[Job] Scan the records below for the word "Pfeil" and give only the number of lines that hold it.

______

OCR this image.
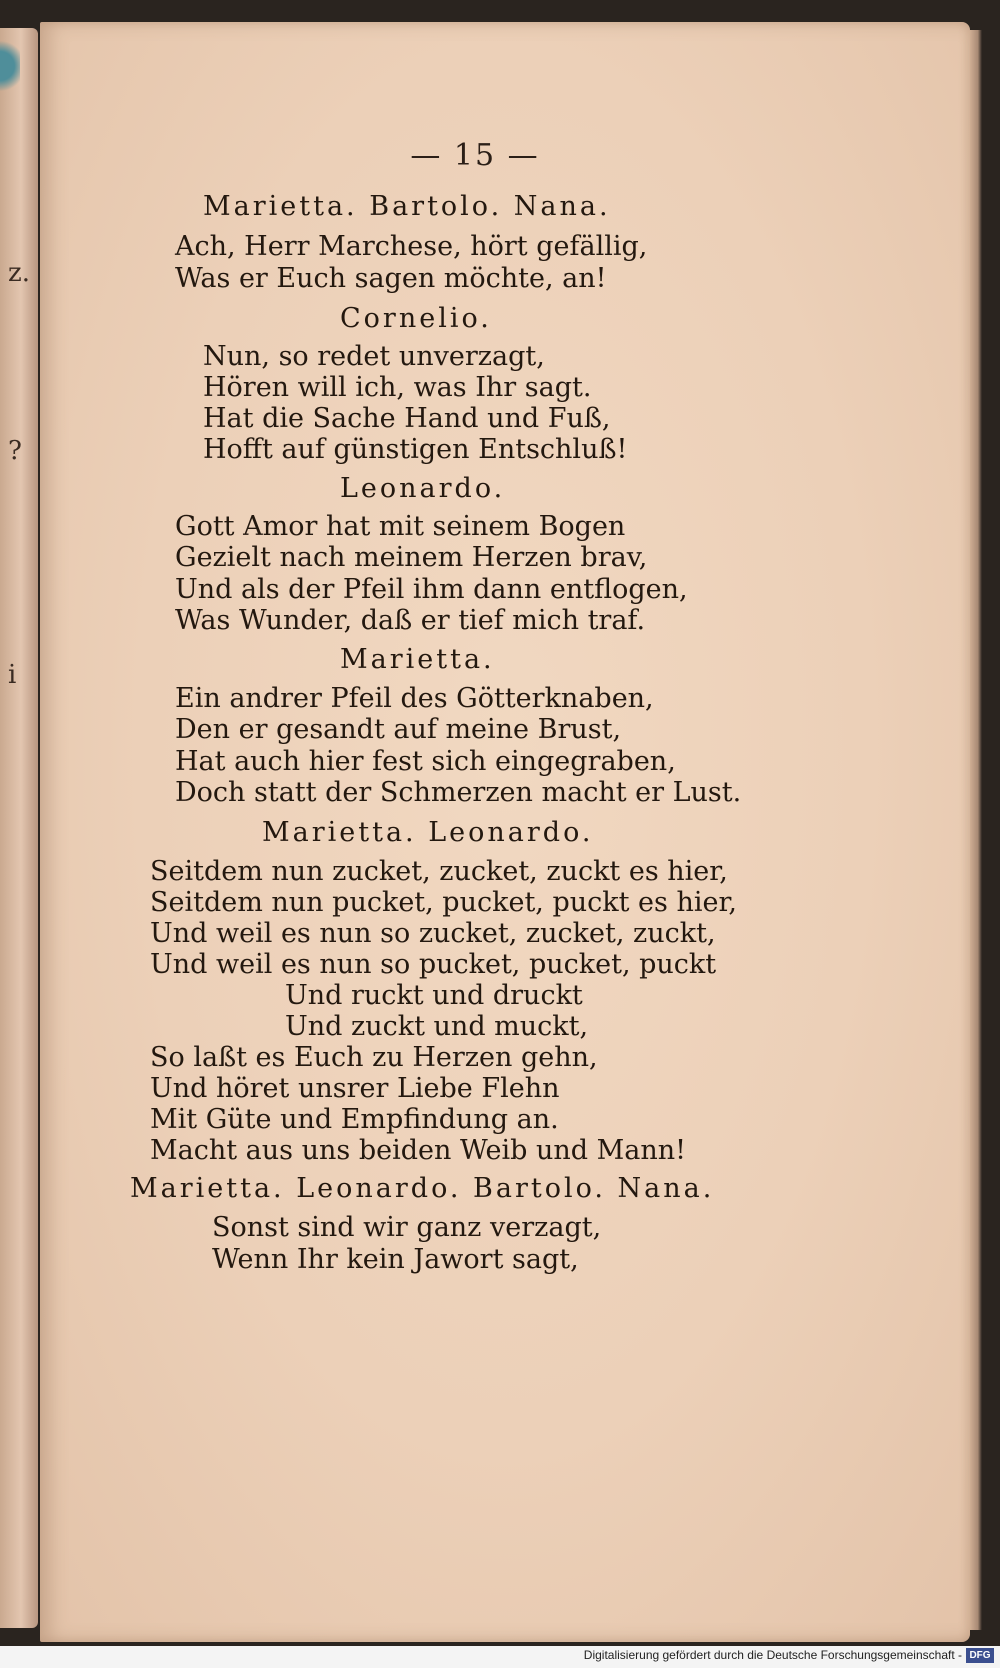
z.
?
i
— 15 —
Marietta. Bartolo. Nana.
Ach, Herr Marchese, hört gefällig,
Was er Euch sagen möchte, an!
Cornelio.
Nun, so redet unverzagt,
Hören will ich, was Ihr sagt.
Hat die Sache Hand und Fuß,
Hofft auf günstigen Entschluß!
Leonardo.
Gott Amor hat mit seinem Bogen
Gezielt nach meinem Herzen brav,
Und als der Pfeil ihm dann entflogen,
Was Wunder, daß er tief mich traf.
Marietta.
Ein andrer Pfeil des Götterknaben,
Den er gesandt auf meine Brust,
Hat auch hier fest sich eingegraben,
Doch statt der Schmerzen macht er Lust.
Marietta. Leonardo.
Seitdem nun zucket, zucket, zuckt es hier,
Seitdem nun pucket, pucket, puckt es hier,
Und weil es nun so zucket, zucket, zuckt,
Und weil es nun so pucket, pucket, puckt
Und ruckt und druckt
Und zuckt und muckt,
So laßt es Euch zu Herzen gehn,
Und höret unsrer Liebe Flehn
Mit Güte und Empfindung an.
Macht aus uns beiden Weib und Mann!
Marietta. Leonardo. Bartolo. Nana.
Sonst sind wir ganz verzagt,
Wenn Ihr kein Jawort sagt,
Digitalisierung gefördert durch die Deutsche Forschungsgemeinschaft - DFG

______

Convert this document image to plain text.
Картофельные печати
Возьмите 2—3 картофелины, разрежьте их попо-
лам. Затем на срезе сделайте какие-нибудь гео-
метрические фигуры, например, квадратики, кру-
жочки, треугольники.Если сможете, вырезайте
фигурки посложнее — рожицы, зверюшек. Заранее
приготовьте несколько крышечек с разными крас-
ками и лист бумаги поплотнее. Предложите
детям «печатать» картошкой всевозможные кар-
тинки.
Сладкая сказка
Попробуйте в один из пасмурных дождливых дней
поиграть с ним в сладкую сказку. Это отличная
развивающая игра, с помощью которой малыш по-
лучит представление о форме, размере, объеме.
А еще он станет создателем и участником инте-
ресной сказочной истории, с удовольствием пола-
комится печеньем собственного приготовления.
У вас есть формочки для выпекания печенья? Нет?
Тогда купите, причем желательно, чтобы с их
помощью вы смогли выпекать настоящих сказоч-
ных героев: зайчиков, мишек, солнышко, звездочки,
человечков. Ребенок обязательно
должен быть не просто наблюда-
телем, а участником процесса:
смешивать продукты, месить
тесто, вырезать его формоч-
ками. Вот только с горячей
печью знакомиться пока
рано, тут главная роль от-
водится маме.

______

[In response] 2